Data tied to figure images:
☆ ☆ ☆ ☆ ☆
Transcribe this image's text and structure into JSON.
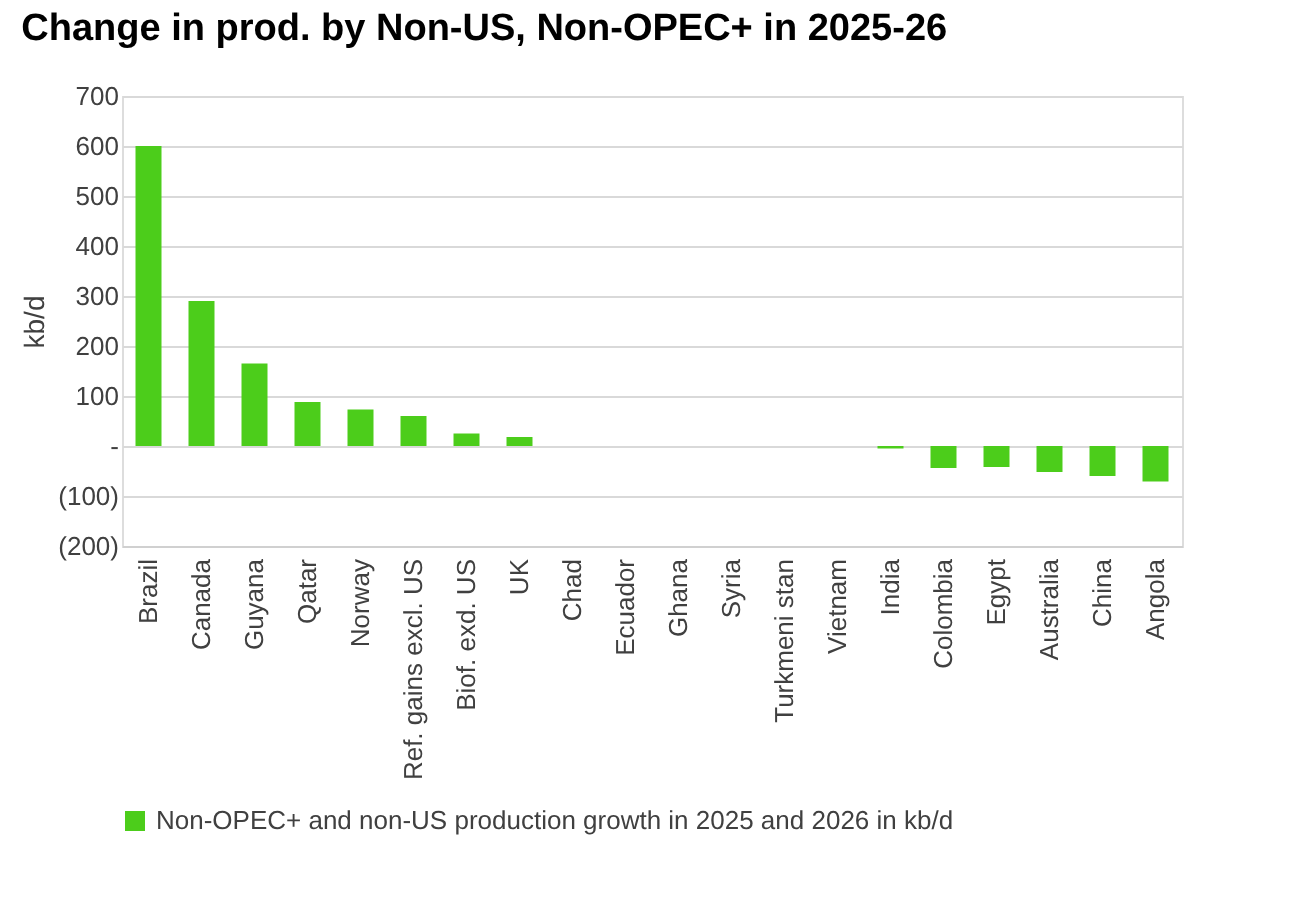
{
  "chart_data": {
    "type": "bar",
    "title": "Change in prod. by Non-US, Non-OPEC+ in 2025-26",
    "ylabel": "kb/d",
    "categories": [
      "Brazil",
      "Canada",
      "Guyana",
      "Qatar",
      "Norway",
      "Ref. gains excl. US",
      "Biof. exd. US",
      "UK",
      "Chad",
      "Ecuador",
      "Ghana",
      "Syria",
      "Turkmeni stan",
      "Vietnam",
      "India",
      "Colombia",
      "Egypt",
      "Australia",
      "China",
      "Angola"
    ],
    "series": [
      {
        "name": "Non-OPEC+ and non-US production growth in 2025 and 2026 in kb/d",
        "color": "#4ccd1b",
        "values": [
          600,
          290,
          165,
          88,
          73,
          60,
          25,
          18,
          0,
          0,
          0,
          0,
          0,
          0,
          -5,
          -44,
          -42,
          -52,
          -60,
          -71
        ]
      }
    ],
    "ylim": [
      -200,
      700
    ],
    "yticks": [
      {
        "value": -200,
        "label": "(200)"
      },
      {
        "value": -100,
        "label": "(100)"
      },
      {
        "value": 0,
        "label": "-"
      },
      100,
      200,
      300,
      400,
      500,
      600,
      700
    ],
    "grid": "y",
    "legend": "bottom"
  }
}
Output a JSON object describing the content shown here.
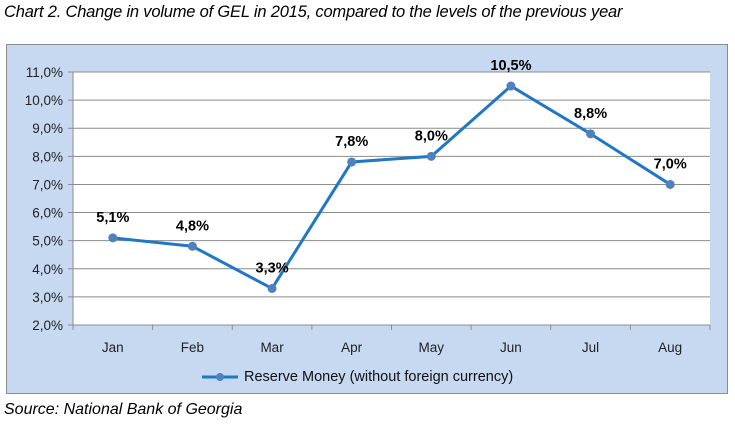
{
  "title": "Chart 2. Change in volume of GEL in 2015, compared to the levels of the previous year",
  "source": "Source: National Bank of Georgia",
  "colors": {
    "line": "#1f77c6",
    "marker": "#4f81bd",
    "background": "#c6d9f1",
    "plot": "#ffffff",
    "grid": "#8c8c8c"
  },
  "chart_data": {
    "type": "line",
    "title": "Chart 2. Change in volume of GEL in 2015, compared to the levels of the previous year",
    "xlabel": "",
    "ylabel": "",
    "categories": [
      "Jan",
      "Feb",
      "Mar",
      "Apr",
      "May",
      "Jun",
      "Jul",
      "Aug"
    ],
    "series": [
      {
        "name": "Reserve Money (without foreign currency)",
        "values": [
          5.1,
          4.8,
          3.3,
          7.8,
          8.0,
          10.5,
          8.8,
          7.0
        ],
        "labels": [
          "5,1%",
          "4,8%",
          "3,3%",
          "7,8%",
          "8,0%",
          "10,5%",
          "8,8%",
          "7,0%"
        ]
      }
    ],
    "ylim": [
      2.0,
      11.0
    ],
    "yticks": [
      2.0,
      3.0,
      4.0,
      5.0,
      6.0,
      7.0,
      8.0,
      9.0,
      10.0,
      11.0
    ],
    "ytick_labels": [
      "2,0%",
      "3,0%",
      "4,0%",
      "5,0%",
      "6,0%",
      "7,0%",
      "8,0%",
      "9,0%",
      "10,0%",
      "11,0%"
    ],
    "grid": true,
    "legend": "bottom-center"
  }
}
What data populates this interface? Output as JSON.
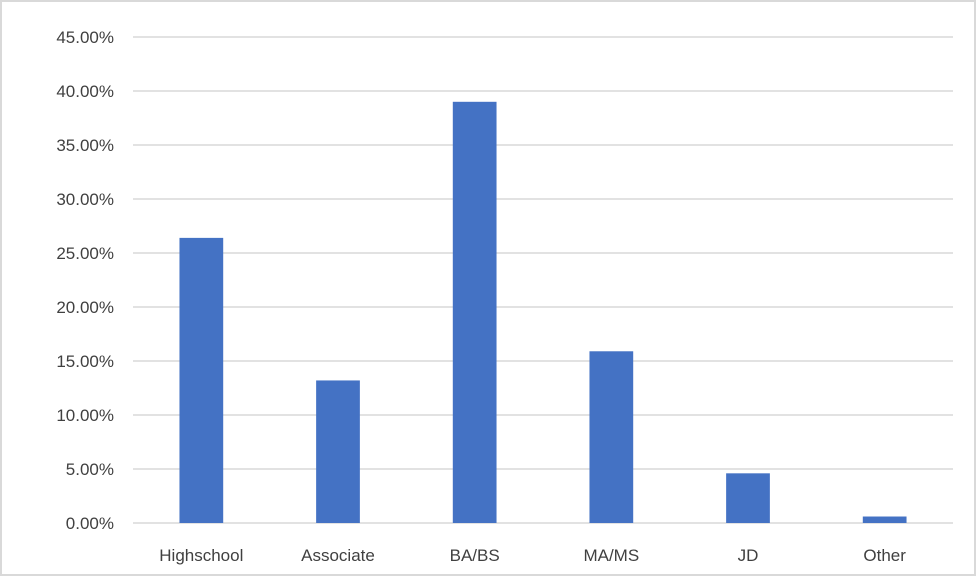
{
  "chart_data": {
    "type": "bar",
    "title": "",
    "xlabel": "",
    "ylabel": "",
    "categories": [
      "Highschool",
      "Associate",
      "BA/BS",
      "MA/MS",
      "JD",
      "Other"
    ],
    "values": [
      26.4,
      13.2,
      39.0,
      15.9,
      4.6,
      0.6
    ],
    "ylim": [
      0,
      45
    ],
    "y_ticks": [
      0,
      5,
      10,
      15,
      20,
      25,
      30,
      35,
      40,
      45
    ],
    "y_tick_format": "percent_2dp",
    "grid": true,
    "legend": "none",
    "bar_color": "#4472c4"
  }
}
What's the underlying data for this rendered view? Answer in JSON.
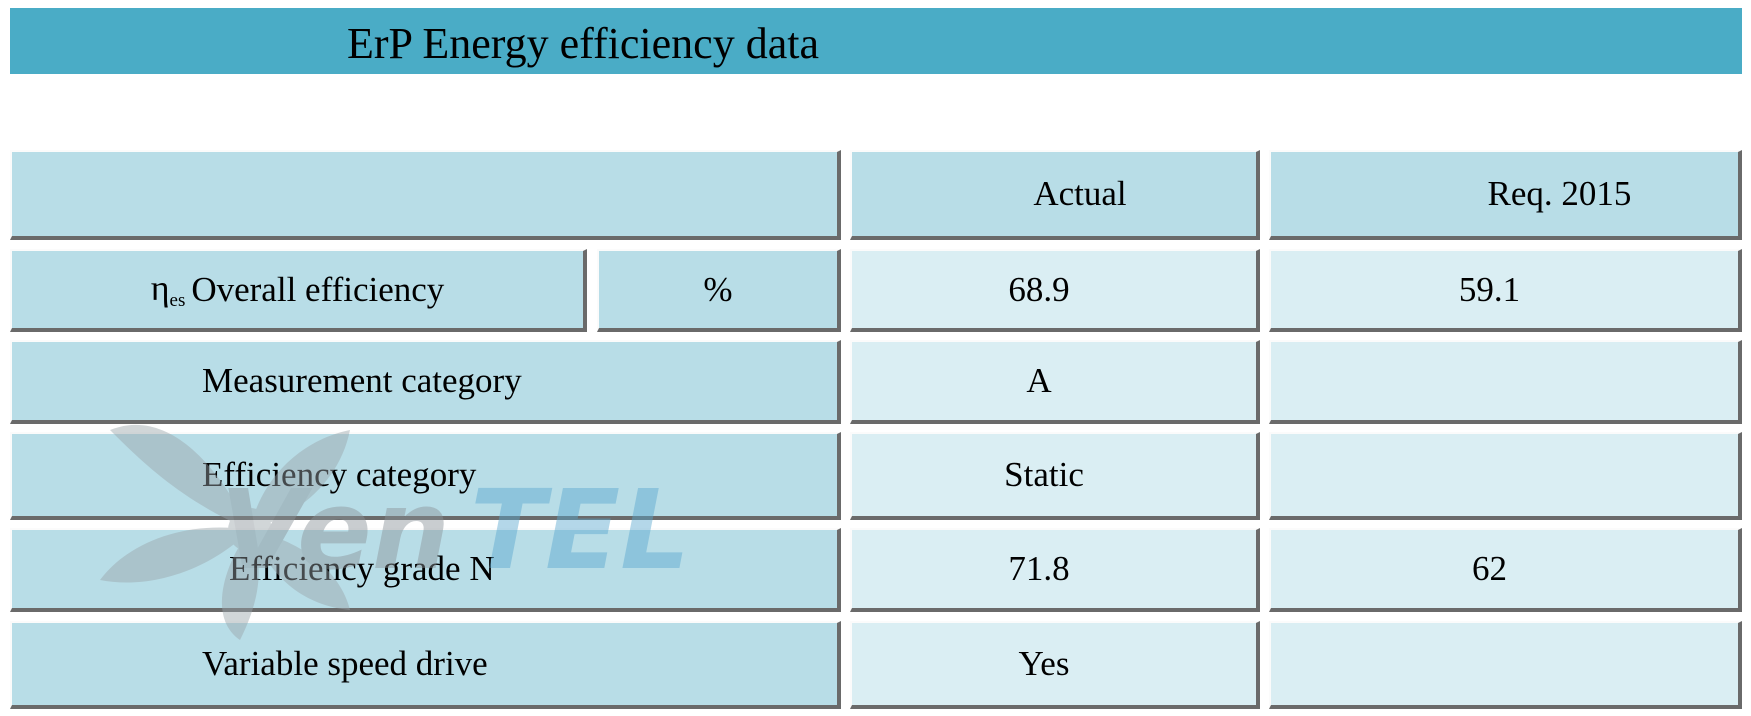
{
  "title": "ErP Energy efficiency data",
  "header": {
    "actual": "Actual",
    "req": "Req. 2015"
  },
  "rows": [
    {
      "symbol": "η",
      "symbol_sub": "es",
      "label": "Overall efficiency",
      "unit": "%",
      "actual": "68.9",
      "req": "59.1"
    },
    {
      "label": "Measurement category",
      "actual": "A",
      "req": ""
    },
    {
      "label": "Efficiency category",
      "actual": "Static",
      "req": ""
    },
    {
      "label": "Efficiency grade N",
      "actual": "71.8",
      "req": "62"
    },
    {
      "label": "Variable speed drive",
      "actual": "Yes",
      "req": ""
    }
  ],
  "watermark": {
    "text": "VentEL"
  },
  "colors": {
    "title_bar": "#4aacc6",
    "label_cell": "#b8dde7",
    "value_cell": "#daeef3"
  }
}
☆ ☆ ☆ ☆ ☆
_DESCRIPTION OF THE TASK:_ An exact transcription of all the entries is required, without the pictures.

_RESULT OF THE TASK:_
Transcribe this image's text and structure into JSON.
{
  "chart_data": {
    "type": "bar",
    "title": "Change in prod. by Non-US, Non-OPEC+ in 2025-26",
    "ylabel": "kb/d",
    "categories": [
      "Brazil",
      "Canada",
      "Guyana",
      "Qatar",
      "Norway",
      "Ref. gains excl. US",
      "Biof. exd. US",
      "UK",
      "Chad",
      "Ecuador",
      "Ghana",
      "Syria",
      "Turkmeni stan",
      "Vietnam",
      "India",
      "Colombia",
      "Egypt",
      "Australia",
      "China",
      "Angola"
    ],
    "series": [
      {
        "name": "Non-OPEC+ and non-US production growth in 2025 and 2026 in kb/d",
        "color": "#4ccd1b",
        "values": [
          600,
          290,
          165,
          88,
          73,
          60,
          25,
          18,
          0,
          0,
          0,
          0,
          0,
          0,
          -5,
          -44,
          -42,
          -52,
          -60,
          -71
        ]
      }
    ],
    "ylim": [
      -200,
      700
    ],
    "yticks": [
      {
        "value": -200,
        "label": "(200)"
      },
      {
        "value": -100,
        "label": "(100)"
      },
      {
        "value": 0,
        "label": "-"
      },
      100,
      200,
      300,
      400,
      500,
      600,
      700
    ],
    "grid": "y",
    "legend": "bottom"
  }
}
Output a JSON object describing the content shown here.
{
  "title": "Chart 2. Change in volume of GEL in 2015, compared to the levels of the previous year",
  "source": "Source: National Bank of Georgia",
  "colors": {
    "line": "#1f77c6",
    "marker": "#4f81bd",
    "background": "#c6d9f1",
    "plot": "#ffffff",
    "grid": "#8c8c8c"
  },
  "chart_data": {
    "type": "line",
    "title": "Chart 2. Change in volume of GEL in 2015, compared to the levels of the previous year",
    "xlabel": "",
    "ylabel": "",
    "categories": [
      "Jan",
      "Feb",
      "Mar",
      "Apr",
      "May",
      "Jun",
      "Jul",
      "Aug"
    ],
    "series": [
      {
        "name": "Reserve Money (without foreign currency)",
        "values": [
          5.1,
          4.8,
          3.3,
          7.8,
          8.0,
          10.5,
          8.8,
          7.0
        ],
        "labels": [
          "5,1%",
          "4,8%",
          "3,3%",
          "7,8%",
          "8,0%",
          "10,5%",
          "8,8%",
          "7,0%"
        ]
      }
    ],
    "ylim": [
      2.0,
      11.0
    ],
    "yticks": [
      2.0,
      3.0,
      4.0,
      5.0,
      6.0,
      7.0,
      8.0,
      9.0,
      10.0,
      11.0
    ],
    "ytick_labels": [
      "2,0%",
      "3,0%",
      "4,0%",
      "5,0%",
      "6,0%",
      "7,0%",
      "8,0%",
      "9,0%",
      "10,0%",
      "11,0%"
    ],
    "grid": true,
    "legend": "bottom-center"
  }
}
What data populates this interface? Output as JSON.
{
  "chart_data": {
    "type": "bar",
    "title": "",
    "xlabel": "",
    "ylabel": "",
    "categories": [
      "Highschool",
      "Associate",
      "BA/BS",
      "MA/MS",
      "JD",
      "Other"
    ],
    "values": [
      26.4,
      13.2,
      39.0,
      15.9,
      4.6,
      0.6
    ],
    "ylim": [
      0,
      45
    ],
    "y_ticks": [
      0,
      5,
      10,
      15,
      20,
      25,
      30,
      35,
      40,
      45
    ],
    "y_tick_format": "percent_2dp",
    "grid": true,
    "legend": "none",
    "bar_color": "#4472c4"
  }
}
What's the underlying data for this rendered view? Answer in JSON.
{
  "title": "ErP Energy efficiency data",
  "header": {
    "actual": "Actual",
    "req": "Req. 2015"
  },
  "rows": [
    {
      "symbol": "η",
      "symbol_sub": "es",
      "label": "Overall efficiency",
      "unit": "%",
      "actual": "68.9",
      "req": "59.1"
    },
    {
      "label": "Measurement category",
      "actual": "A",
      "req": ""
    },
    {
      "label": "Efficiency category",
      "actual": "Static",
      "req": ""
    },
    {
      "label": "Efficiency grade N",
      "actual": "71.8",
      "req": "62"
    },
    {
      "label": "Variable speed drive",
      "actual": "Yes",
      "req": ""
    }
  ],
  "watermark": {
    "text": "VentEL"
  },
  "colors": {
    "title_bar": "#4aacc6",
    "label_cell": "#b8dde7",
    "value_cell": "#daeef3"
  }
}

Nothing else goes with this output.